## AIM OF THE TASK
Here is the listing. Print it exactly.

## SOURCE RECORDS
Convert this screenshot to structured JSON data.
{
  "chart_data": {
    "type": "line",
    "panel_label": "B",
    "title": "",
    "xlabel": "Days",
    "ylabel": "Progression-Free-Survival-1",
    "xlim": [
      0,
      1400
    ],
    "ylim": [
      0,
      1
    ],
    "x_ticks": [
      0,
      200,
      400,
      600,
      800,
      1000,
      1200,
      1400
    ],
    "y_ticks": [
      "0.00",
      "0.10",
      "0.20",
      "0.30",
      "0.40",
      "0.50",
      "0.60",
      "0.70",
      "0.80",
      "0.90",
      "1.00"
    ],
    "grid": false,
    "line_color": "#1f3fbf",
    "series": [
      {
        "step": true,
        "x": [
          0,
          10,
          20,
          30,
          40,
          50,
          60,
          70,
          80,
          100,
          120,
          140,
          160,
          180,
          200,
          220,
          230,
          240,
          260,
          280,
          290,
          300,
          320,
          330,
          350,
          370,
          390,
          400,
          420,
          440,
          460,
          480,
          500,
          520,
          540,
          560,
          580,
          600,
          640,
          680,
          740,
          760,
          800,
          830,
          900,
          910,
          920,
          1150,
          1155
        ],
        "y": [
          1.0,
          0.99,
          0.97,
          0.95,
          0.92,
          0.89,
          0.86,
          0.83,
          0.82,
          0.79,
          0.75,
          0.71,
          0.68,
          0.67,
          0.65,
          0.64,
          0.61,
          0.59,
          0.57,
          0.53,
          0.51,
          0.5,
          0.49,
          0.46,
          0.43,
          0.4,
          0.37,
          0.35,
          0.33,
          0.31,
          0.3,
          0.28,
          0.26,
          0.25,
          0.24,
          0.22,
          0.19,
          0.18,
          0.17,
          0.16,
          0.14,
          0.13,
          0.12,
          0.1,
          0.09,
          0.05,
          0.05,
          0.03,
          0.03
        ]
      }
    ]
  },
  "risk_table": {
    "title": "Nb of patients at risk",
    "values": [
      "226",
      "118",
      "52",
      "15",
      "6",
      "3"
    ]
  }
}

## REPLY TO THE TASK
Convert this screenshot to structured JSON data.
{
  "chart_data": {
    "type": "line",
    "panel_label": "B",
    "title": "",
    "xlabel": "Days",
    "ylabel": "Progression-Free-Survival-1",
    "xlim": [
      0,
      1400
    ],
    "ylim": [
      0,
      1
    ],
    "x_ticks": [
      0,
      200,
      400,
      600,
      800,
      1000,
      1200,
      1400
    ],
    "y_ticks": [
      "0.00",
      "0.10",
      "0.20",
      "0.30",
      "0.40",
      "0.50",
      "0.60",
      "0.70",
      "0.80",
      "0.90",
      "1.00"
    ],
    "grid": false,
    "line_color": "#1f3fbf",
    "series": [
      {
        "step": true,
        "x": [
          0,
          10,
          20,
          30,
          40,
          50,
          60,
          70,
          80,
          100,
          120,
          140,
          160,
          180,
          200,
          220,
          230,
          240,
          260,
          280,
          290,
          300,
          320,
          330,
          350,
          370,
          390,
          400,
          420,
          440,
          460,
          480,
          500,
          520,
          540,
          560,
          580,
          600,
          640,
          680,
          740,
          760,
          800,
          830,
          900,
          910,
          920,
          1150,
          1155
        ],
        "y": [
          1.0,
          0.99,
          0.97,
          0.95,
          0.92,
          0.89,
          0.86,
          0.83,
          0.82,
          0.79,
          0.75,
          0.71,
          0.68,
          0.67,
          0.65,
          0.64,
          0.61,
          0.59,
          0.57,
          0.53,
          0.51,
          0.5,
          0.49,
          0.46,
          0.43,
          0.4,
          0.37,
          0.35,
          0.33,
          0.31,
          0.3,
          0.28,
          0.26,
          0.25,
          0.24,
          0.22,
          0.19,
          0.18,
          0.17,
          0.16,
          0.14,
          0.13,
          0.12,
          0.1,
          0.09,
          0.05,
          0.05,
          0.03,
          0.03
        ]
      }
    ]
  },
  "risk_table": {
    "title": "Nb of patients at risk",
    "values": [
      "226",
      "118",
      "52",
      "15",
      "6",
      "3"
    ]
  }
}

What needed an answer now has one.